• _Your instructions_
Copy out the items word for word, starting with the first line and stopping after the line that contains "scanned-letter-page: Geislingen, Nov.".

[Stored data]
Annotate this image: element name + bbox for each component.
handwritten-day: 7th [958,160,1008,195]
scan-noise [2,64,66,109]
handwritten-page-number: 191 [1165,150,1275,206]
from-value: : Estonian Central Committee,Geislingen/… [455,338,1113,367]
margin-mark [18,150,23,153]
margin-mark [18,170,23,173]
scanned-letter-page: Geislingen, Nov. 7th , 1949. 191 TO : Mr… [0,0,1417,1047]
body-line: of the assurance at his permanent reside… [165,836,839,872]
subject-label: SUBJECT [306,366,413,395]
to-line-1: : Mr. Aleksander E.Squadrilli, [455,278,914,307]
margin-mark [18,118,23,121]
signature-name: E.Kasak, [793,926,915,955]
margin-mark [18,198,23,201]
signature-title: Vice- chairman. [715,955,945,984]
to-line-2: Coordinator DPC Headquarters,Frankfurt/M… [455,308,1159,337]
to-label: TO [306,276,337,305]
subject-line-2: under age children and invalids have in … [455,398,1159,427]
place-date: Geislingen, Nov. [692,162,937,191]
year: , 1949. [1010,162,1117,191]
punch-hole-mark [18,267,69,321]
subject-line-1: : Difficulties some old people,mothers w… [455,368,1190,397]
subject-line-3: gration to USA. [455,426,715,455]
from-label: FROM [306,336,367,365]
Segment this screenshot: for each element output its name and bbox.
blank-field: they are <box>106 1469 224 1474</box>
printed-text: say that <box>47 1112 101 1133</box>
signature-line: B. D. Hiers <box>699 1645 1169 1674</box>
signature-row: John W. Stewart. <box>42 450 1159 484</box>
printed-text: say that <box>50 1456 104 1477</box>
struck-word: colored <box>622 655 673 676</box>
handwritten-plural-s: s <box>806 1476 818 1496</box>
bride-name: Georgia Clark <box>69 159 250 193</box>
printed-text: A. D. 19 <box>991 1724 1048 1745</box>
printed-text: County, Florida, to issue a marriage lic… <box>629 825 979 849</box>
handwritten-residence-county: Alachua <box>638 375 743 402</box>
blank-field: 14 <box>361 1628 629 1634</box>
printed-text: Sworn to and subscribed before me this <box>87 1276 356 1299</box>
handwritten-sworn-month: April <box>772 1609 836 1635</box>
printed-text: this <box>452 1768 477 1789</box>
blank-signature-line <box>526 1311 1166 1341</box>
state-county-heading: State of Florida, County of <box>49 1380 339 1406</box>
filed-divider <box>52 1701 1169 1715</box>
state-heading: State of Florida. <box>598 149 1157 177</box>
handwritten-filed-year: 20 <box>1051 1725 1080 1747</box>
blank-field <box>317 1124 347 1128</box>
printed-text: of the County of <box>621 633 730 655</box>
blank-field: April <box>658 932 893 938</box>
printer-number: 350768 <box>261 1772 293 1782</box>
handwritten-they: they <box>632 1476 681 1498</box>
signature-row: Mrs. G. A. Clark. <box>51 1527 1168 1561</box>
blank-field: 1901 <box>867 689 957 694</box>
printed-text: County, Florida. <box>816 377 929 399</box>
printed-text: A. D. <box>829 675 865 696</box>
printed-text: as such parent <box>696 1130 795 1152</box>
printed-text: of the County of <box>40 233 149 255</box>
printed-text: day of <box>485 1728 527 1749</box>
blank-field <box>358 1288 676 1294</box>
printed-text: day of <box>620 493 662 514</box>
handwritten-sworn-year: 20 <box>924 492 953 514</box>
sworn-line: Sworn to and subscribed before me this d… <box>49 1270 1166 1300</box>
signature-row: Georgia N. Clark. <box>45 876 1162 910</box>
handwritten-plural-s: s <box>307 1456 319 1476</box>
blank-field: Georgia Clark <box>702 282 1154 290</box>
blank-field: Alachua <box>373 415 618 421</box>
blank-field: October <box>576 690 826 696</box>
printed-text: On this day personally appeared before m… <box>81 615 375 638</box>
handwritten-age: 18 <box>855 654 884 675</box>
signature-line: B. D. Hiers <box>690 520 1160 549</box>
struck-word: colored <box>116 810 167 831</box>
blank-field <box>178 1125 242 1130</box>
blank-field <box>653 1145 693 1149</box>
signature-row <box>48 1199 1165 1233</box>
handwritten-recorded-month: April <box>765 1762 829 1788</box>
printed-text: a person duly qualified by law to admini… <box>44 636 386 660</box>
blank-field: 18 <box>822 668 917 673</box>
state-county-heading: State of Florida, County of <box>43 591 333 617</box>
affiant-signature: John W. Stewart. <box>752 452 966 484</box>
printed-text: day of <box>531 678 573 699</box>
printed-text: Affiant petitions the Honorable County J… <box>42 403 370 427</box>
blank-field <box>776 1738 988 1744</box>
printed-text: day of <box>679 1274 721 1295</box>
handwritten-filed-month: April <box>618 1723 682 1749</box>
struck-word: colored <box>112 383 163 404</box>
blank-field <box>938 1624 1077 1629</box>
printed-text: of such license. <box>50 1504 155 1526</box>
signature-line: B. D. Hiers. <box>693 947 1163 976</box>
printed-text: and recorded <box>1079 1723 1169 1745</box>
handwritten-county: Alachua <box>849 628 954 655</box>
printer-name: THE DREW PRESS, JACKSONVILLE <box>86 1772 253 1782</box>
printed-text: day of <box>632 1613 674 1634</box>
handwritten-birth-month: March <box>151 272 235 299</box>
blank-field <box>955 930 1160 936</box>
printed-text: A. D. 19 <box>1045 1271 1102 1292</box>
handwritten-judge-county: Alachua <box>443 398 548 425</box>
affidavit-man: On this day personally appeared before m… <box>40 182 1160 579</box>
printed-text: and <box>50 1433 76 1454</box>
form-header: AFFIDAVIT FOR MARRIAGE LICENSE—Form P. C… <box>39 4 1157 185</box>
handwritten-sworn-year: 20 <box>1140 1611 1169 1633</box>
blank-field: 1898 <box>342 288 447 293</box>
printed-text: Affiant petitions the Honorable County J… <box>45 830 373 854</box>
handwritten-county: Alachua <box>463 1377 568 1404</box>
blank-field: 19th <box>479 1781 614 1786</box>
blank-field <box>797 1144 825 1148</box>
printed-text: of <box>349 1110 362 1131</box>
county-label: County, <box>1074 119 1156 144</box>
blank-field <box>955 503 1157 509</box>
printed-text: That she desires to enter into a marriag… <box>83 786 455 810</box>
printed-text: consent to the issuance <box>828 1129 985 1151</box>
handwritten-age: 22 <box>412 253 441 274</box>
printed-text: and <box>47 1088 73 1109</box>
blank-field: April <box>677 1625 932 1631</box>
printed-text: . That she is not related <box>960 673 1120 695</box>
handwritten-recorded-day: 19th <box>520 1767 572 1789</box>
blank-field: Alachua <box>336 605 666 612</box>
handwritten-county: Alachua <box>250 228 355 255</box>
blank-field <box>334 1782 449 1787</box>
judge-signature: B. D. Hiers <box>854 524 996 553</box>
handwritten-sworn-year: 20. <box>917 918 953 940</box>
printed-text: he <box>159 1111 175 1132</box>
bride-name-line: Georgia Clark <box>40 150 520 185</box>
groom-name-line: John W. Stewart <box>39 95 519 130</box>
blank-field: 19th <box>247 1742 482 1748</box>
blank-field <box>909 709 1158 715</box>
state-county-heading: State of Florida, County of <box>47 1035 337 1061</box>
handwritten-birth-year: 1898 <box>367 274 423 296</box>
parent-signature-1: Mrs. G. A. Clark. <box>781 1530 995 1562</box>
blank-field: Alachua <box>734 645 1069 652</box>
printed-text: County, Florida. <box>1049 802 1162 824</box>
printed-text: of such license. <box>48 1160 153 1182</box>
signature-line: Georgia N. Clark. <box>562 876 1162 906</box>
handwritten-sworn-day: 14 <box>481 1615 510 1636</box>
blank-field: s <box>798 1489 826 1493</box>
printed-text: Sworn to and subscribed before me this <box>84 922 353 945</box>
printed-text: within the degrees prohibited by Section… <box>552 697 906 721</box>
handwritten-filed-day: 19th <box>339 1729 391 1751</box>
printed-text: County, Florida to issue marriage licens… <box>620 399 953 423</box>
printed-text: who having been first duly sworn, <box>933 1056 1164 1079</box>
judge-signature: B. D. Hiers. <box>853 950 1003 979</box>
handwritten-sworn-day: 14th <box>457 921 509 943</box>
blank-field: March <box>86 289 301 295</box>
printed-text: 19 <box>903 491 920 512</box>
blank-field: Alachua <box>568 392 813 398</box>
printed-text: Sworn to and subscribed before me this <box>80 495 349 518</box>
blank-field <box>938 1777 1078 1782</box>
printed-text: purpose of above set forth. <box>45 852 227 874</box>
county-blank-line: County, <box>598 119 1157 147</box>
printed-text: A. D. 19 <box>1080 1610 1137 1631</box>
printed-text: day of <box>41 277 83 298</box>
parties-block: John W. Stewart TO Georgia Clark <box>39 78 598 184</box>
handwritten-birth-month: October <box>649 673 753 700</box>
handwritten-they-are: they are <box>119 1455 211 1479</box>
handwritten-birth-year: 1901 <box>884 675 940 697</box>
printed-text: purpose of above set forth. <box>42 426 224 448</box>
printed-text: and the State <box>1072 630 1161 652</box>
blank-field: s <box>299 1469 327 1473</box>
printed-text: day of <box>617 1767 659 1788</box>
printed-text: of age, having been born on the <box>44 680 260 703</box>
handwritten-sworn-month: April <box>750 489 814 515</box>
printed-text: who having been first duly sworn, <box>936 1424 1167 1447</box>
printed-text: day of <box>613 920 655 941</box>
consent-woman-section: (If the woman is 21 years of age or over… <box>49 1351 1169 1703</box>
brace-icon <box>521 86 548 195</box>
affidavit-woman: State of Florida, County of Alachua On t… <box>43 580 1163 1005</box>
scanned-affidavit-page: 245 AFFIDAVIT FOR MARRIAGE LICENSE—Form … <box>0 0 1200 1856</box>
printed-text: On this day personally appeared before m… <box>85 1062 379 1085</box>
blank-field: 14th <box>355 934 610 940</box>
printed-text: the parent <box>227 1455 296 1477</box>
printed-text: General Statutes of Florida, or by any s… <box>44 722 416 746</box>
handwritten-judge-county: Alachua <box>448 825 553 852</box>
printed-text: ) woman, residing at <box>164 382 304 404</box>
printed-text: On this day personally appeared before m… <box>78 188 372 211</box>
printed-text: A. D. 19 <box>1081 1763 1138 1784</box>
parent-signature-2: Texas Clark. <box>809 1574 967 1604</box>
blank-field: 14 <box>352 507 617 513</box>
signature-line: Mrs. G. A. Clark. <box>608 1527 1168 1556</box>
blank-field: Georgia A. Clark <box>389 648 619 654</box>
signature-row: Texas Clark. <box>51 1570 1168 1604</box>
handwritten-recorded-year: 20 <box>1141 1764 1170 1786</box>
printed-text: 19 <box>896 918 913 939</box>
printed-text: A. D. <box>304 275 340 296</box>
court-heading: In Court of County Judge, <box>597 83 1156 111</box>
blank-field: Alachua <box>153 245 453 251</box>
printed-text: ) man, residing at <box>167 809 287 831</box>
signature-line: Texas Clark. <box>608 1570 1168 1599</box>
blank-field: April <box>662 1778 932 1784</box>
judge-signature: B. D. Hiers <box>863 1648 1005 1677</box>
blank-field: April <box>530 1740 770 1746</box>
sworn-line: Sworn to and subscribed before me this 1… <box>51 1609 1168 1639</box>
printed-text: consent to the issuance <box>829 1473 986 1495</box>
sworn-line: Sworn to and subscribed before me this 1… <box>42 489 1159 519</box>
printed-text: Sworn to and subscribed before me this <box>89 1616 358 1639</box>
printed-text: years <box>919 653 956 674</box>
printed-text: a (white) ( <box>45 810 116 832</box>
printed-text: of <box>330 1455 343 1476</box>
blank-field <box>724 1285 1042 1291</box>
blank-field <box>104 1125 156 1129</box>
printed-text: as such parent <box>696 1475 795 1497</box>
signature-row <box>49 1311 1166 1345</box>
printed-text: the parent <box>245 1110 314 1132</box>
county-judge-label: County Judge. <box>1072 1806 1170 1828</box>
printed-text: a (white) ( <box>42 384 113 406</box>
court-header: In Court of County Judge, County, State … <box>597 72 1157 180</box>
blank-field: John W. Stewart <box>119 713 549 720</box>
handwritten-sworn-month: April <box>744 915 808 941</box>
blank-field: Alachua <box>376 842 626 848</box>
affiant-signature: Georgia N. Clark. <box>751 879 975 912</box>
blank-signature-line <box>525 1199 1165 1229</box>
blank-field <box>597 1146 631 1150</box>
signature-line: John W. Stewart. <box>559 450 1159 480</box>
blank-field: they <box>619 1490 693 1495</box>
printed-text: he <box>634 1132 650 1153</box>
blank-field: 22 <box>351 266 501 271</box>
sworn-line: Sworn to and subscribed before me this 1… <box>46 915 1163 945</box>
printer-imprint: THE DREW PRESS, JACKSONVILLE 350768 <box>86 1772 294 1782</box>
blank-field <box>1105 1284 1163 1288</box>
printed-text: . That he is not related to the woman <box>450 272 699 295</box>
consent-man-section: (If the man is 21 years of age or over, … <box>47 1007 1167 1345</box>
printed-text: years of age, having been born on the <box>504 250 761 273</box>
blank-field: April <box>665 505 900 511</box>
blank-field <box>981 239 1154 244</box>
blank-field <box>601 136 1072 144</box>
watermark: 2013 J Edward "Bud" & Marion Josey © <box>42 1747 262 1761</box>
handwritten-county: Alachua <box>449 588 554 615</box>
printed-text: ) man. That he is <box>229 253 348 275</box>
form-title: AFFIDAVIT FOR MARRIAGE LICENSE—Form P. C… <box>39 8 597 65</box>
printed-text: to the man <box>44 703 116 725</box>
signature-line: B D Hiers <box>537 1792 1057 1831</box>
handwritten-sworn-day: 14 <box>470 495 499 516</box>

• _Answer to this exercise_
Annotate this image: element name + bbox for each component.
handwritten-day: 7th [958,160,1008,195]
scan-noise [2,64,66,109]
handwritten-page-number: 191 [1165,150,1275,206]
from-value: : Estonian Central Committee,Geislingen/… [455,338,1113,367]
margin-mark [18,150,23,153]
margin-mark [18,170,23,173]
scanned-letter-page: Geislingen, Nov. 7th , 1949. 191 TO : Mr… [0,0,1417,1047]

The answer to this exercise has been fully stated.